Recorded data
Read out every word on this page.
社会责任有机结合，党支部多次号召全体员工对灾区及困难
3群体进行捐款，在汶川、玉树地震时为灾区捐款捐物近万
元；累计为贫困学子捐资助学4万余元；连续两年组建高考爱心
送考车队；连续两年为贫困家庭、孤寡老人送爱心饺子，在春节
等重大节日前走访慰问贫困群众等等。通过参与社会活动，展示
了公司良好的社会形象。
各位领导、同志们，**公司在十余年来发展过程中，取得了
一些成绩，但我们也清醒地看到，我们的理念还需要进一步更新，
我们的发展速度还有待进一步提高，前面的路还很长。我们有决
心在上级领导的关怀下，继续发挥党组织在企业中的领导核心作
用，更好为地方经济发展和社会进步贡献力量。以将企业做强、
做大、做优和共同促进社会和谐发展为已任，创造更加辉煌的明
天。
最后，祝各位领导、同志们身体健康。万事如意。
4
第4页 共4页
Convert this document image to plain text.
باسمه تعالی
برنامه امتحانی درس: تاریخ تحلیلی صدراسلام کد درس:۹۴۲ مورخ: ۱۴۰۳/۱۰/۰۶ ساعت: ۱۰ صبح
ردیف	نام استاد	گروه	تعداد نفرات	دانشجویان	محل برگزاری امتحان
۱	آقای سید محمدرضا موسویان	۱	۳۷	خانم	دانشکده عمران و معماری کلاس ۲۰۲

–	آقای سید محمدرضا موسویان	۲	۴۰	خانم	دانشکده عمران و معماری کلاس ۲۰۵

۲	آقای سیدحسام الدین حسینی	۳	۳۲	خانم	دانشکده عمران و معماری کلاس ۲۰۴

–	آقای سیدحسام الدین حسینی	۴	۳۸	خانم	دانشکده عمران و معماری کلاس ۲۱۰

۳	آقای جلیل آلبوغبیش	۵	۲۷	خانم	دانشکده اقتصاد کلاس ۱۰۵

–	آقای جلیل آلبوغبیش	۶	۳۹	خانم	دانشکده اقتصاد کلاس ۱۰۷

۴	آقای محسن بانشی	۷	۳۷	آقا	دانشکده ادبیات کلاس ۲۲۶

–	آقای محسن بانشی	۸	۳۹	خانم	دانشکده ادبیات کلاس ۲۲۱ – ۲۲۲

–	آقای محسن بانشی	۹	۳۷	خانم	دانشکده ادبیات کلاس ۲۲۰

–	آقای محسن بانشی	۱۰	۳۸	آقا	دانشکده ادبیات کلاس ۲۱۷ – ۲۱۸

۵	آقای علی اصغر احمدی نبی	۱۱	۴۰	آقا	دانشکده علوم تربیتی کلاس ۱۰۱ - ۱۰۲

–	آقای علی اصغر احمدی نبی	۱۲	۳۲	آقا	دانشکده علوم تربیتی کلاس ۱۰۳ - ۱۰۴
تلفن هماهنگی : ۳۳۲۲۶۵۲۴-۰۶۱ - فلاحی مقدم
...
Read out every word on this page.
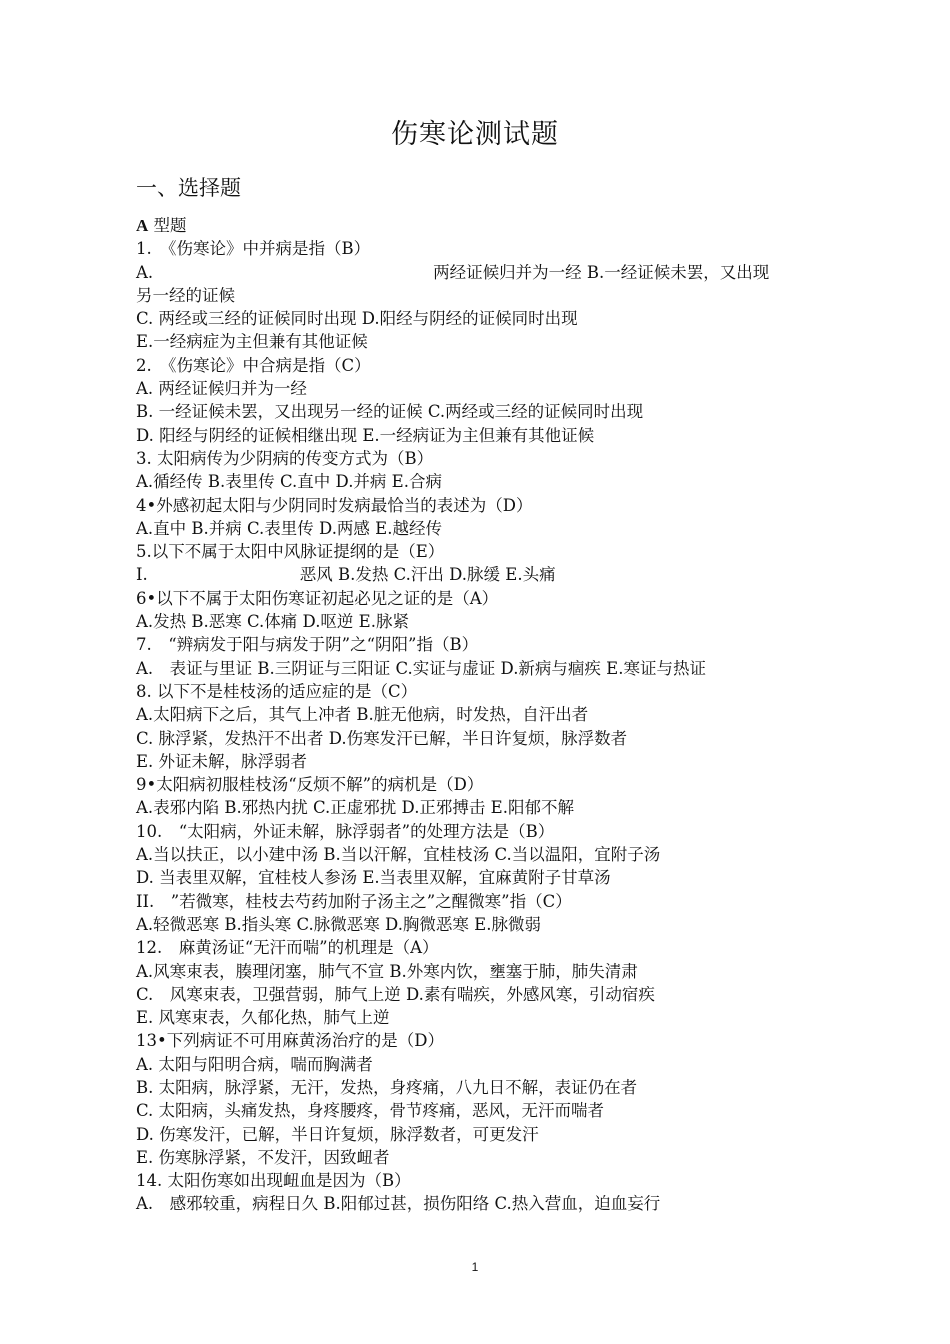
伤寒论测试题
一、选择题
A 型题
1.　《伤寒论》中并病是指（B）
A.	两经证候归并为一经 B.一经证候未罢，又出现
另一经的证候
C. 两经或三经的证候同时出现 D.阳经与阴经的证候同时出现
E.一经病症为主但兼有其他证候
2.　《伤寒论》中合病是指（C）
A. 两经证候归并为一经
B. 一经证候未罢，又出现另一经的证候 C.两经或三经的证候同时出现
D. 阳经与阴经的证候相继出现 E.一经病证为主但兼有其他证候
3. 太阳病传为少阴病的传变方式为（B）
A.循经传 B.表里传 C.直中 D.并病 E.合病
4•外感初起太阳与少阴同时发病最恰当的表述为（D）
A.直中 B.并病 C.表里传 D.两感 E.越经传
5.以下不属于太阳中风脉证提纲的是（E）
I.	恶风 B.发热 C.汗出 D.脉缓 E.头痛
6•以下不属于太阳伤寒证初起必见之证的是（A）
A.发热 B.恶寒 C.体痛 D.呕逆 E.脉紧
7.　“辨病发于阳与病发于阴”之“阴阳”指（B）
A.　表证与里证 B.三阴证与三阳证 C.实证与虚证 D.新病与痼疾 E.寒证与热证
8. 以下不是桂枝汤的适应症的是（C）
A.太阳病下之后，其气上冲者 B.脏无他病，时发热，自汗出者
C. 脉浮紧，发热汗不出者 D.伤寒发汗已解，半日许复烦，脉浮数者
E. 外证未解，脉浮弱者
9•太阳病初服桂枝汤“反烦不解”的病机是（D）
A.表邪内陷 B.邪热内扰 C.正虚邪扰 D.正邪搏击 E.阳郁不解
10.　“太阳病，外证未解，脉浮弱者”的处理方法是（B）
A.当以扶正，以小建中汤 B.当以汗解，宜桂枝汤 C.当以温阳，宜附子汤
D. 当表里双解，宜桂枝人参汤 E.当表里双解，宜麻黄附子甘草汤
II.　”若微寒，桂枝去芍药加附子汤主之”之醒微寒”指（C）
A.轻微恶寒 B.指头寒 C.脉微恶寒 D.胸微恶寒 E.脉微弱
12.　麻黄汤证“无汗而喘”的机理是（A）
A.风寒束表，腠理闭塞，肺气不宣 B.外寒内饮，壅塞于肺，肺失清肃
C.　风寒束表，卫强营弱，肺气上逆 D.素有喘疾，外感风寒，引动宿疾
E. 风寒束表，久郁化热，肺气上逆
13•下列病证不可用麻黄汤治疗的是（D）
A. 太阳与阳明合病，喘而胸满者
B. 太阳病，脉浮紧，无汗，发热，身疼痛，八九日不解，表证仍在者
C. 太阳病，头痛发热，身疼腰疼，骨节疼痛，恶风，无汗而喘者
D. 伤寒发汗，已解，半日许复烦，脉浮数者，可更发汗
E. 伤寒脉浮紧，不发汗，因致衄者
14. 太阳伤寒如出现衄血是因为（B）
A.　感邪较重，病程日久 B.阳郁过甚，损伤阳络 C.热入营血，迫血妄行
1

> _PROBLEM DETAILS_:
Search the records above for the string "اقتصاد". Copy every line that contains it.

> _EXERCISE ANSWER_:
۳	آقای جلیل آلبوغبیش	۵	۲۷	خانم	دانشکده اقتصاد کلاس ۱۰۵
–	آقای جلیل آلبوغبیش	۶	۳۹	خانم	دانشکده اقتصاد کلاس ۱۰۷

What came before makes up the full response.